* Provided entries *
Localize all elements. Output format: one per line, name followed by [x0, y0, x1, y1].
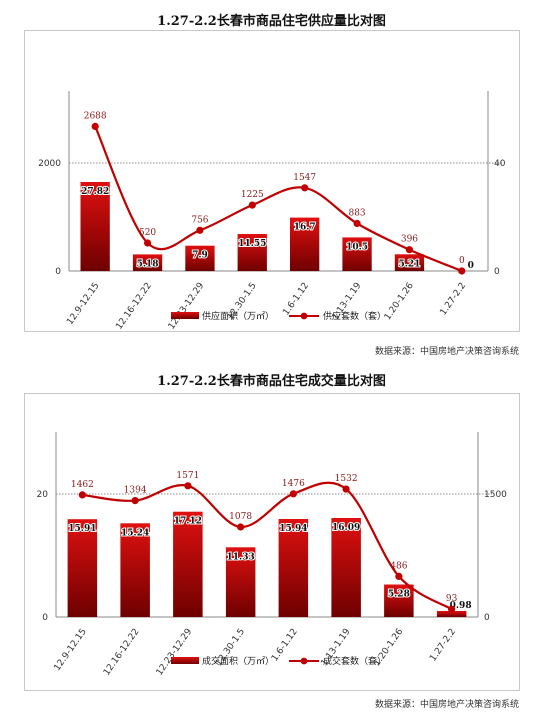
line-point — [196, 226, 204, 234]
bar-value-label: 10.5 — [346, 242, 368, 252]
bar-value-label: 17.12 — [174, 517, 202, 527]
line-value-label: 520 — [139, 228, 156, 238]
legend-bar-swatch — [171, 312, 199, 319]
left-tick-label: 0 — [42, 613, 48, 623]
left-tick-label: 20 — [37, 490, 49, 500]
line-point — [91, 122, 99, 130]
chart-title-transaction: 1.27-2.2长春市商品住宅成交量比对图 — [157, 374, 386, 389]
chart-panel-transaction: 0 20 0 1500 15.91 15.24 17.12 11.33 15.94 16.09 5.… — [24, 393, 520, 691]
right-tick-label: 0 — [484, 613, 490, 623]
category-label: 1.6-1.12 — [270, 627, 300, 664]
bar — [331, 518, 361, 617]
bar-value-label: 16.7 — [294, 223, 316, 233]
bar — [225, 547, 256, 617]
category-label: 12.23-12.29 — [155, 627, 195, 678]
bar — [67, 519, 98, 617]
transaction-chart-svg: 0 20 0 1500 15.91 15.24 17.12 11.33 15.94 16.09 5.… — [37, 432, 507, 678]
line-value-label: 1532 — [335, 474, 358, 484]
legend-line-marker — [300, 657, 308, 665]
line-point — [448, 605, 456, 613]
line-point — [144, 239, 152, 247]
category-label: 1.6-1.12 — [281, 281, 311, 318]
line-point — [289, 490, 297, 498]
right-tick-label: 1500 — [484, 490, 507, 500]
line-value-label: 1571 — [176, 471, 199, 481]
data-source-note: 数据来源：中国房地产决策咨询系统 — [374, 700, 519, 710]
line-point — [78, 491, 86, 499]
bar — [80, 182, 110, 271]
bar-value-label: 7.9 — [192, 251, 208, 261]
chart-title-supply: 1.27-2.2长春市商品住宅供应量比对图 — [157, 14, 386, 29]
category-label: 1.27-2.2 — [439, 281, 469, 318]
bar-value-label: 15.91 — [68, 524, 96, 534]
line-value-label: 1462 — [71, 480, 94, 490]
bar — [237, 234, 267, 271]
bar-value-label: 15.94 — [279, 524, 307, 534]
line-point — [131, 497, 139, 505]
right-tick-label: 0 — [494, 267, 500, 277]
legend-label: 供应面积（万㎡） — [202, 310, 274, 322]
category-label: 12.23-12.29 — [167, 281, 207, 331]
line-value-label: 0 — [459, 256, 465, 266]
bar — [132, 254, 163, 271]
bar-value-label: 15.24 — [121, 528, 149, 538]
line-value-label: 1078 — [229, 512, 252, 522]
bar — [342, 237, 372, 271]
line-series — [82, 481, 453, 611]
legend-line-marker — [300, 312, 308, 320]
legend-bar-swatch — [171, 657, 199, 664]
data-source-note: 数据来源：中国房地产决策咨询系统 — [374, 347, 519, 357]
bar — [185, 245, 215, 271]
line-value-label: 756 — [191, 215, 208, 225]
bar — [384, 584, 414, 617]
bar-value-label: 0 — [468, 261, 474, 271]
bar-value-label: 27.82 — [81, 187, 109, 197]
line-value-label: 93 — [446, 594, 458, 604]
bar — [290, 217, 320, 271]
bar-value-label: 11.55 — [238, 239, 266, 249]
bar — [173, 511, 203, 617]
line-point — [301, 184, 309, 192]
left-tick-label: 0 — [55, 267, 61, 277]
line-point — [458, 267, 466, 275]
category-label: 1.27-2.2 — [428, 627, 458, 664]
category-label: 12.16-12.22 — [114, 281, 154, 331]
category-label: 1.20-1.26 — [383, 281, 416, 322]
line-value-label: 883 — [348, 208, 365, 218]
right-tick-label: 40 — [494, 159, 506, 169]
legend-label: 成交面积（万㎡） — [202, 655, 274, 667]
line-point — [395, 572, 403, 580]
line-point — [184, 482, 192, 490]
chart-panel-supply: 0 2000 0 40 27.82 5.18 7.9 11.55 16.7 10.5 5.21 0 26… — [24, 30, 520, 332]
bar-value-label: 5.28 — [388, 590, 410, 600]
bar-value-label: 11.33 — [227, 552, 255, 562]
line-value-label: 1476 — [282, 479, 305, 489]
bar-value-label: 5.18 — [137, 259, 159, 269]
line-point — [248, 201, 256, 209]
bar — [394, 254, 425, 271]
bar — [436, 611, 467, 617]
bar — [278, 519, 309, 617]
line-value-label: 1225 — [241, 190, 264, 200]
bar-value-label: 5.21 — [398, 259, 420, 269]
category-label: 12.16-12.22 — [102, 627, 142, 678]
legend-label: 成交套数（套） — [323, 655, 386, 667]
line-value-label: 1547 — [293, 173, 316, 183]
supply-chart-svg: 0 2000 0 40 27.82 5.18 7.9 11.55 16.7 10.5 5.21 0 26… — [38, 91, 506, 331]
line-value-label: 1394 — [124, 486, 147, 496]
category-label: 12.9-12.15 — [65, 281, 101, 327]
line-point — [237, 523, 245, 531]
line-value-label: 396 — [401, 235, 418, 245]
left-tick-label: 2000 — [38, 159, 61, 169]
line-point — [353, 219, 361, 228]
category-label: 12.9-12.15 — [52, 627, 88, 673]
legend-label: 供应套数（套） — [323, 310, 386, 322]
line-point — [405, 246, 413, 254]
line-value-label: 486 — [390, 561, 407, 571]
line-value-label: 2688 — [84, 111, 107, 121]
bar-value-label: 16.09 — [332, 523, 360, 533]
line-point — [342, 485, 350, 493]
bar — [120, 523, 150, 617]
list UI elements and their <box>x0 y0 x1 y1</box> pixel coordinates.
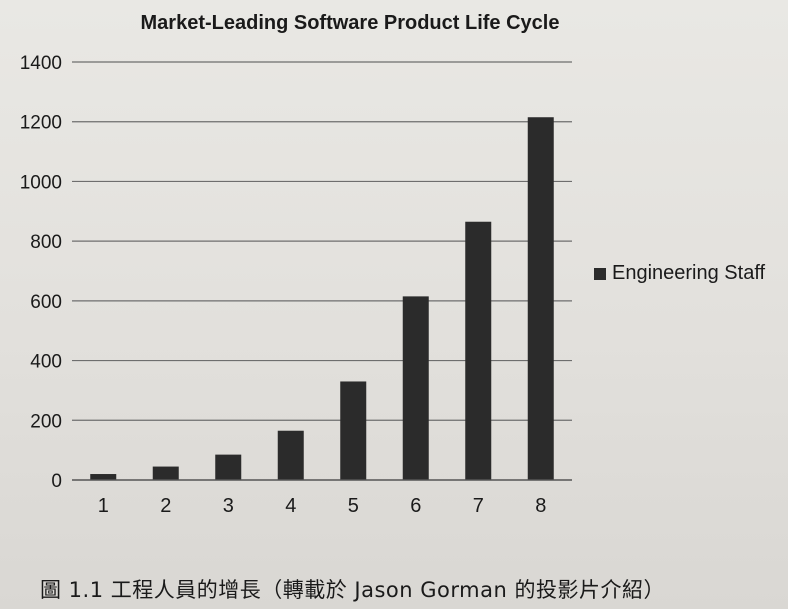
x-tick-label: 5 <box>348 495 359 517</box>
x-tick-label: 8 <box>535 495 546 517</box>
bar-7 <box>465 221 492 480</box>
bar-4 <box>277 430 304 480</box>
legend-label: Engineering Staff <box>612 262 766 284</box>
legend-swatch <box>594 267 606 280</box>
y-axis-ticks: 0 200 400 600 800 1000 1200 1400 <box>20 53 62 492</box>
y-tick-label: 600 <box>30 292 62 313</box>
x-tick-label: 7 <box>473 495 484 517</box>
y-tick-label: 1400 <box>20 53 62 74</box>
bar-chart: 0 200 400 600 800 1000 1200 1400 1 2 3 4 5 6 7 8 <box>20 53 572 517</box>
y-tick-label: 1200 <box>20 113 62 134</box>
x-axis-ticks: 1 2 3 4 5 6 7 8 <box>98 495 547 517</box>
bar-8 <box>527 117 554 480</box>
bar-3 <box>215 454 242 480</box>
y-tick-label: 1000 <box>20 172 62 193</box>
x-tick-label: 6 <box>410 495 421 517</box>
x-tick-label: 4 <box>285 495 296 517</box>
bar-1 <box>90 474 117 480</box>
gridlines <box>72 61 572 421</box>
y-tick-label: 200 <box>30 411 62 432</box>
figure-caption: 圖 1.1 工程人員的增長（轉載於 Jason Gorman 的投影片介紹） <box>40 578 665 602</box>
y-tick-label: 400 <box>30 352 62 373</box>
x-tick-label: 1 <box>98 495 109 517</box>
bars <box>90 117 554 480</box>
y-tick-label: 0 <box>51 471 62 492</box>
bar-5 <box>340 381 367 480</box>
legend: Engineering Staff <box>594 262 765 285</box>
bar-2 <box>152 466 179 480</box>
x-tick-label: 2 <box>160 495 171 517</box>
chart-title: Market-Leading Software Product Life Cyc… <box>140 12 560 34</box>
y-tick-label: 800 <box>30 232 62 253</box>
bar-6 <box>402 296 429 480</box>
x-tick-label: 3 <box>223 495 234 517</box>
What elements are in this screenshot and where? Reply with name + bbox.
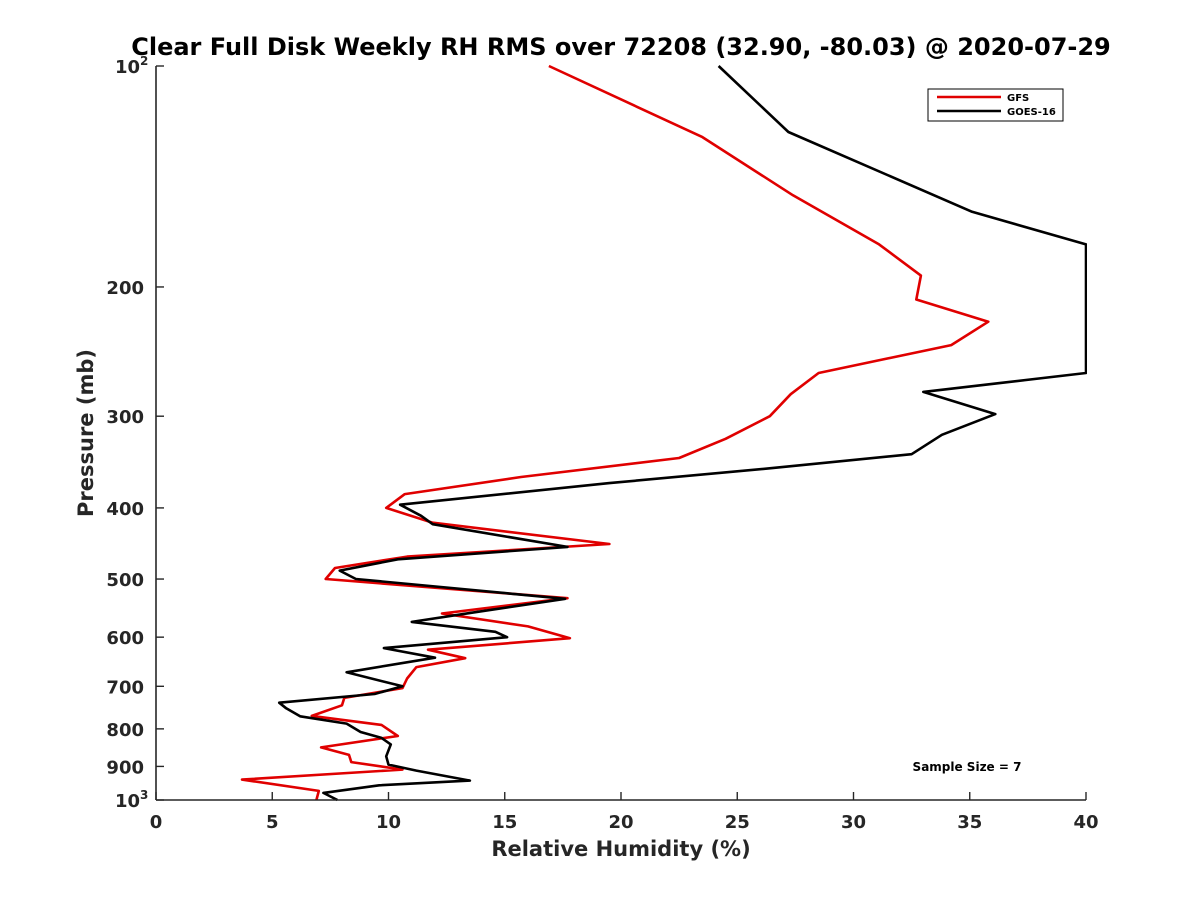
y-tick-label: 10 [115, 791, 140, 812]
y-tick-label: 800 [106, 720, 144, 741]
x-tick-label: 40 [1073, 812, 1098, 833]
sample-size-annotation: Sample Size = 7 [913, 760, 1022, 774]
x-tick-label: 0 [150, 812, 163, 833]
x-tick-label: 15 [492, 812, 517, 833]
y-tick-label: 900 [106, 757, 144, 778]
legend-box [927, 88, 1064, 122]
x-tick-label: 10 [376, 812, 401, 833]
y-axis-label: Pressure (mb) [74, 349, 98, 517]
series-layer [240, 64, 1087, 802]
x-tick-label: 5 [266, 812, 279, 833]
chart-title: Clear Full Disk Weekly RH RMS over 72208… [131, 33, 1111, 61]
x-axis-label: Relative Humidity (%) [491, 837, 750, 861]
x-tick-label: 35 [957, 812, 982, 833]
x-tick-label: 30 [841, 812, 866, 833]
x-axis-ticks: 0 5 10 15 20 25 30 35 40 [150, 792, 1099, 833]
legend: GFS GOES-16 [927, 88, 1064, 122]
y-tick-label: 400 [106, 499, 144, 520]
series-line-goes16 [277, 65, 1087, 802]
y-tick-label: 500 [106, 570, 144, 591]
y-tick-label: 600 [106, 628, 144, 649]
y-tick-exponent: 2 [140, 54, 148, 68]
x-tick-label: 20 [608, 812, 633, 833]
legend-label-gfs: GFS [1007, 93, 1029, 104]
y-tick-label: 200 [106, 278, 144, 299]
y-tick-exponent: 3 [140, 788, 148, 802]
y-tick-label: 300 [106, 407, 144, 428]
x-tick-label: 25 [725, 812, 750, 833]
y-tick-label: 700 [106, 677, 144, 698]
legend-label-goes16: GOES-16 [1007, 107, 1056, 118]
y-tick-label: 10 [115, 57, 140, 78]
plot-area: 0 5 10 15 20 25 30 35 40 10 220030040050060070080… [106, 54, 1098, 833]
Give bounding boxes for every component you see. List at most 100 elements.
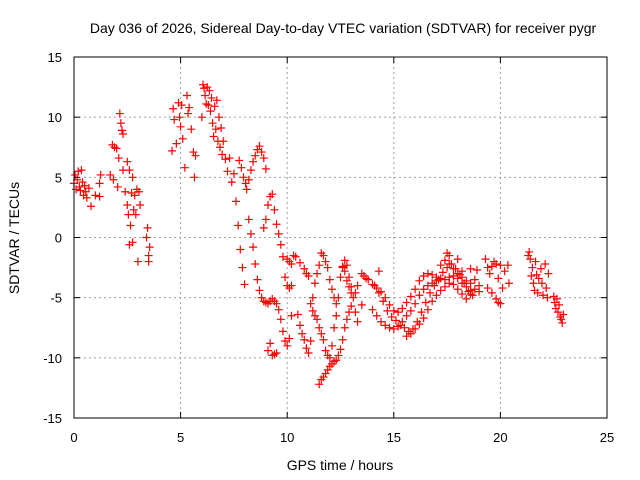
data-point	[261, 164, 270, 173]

* Goal *
Return the rows from the line with "y-tick-label: 10 [115, 791, 140, 812]" to the line with "x-axis-ticks: 0 5", both included, copied character for character.

* Solution to this exercise *
y-tick-label: 10 [115, 791, 140, 812]
y-tick-label: 800 [106, 720, 144, 741]
x-tick-label: 40 [1073, 812, 1098, 833]
sample-size-annotation: Sample Size = 7 [913, 760, 1022, 774]
x-tick-label: 0 [150, 812, 163, 833]
x-tick-label: 15 [492, 812, 517, 833]
y-tick-label: 900 [106, 757, 144, 778]
legend-box [927, 88, 1064, 122]
x-tick-label: 10 [376, 812, 401, 833]
y-axis-label: Pressure (mb) [74, 349, 98, 517]
series-layer [240, 64, 1087, 802]
x-tick-label: 5 [266, 812, 279, 833]
chart-title: Clear Full Disk Weekly RH RMS over 72208… [131, 33, 1111, 61]
x-axis-label: Relative Humidity (%) [491, 837, 750, 861]
x-tick-label: 35 [957, 812, 982, 833]
x-tick-label: 30 [841, 812, 866, 833]
x-axis-ticks: 0 5 10 15 20 25 30 35 40 [150, 792, 1099, 833]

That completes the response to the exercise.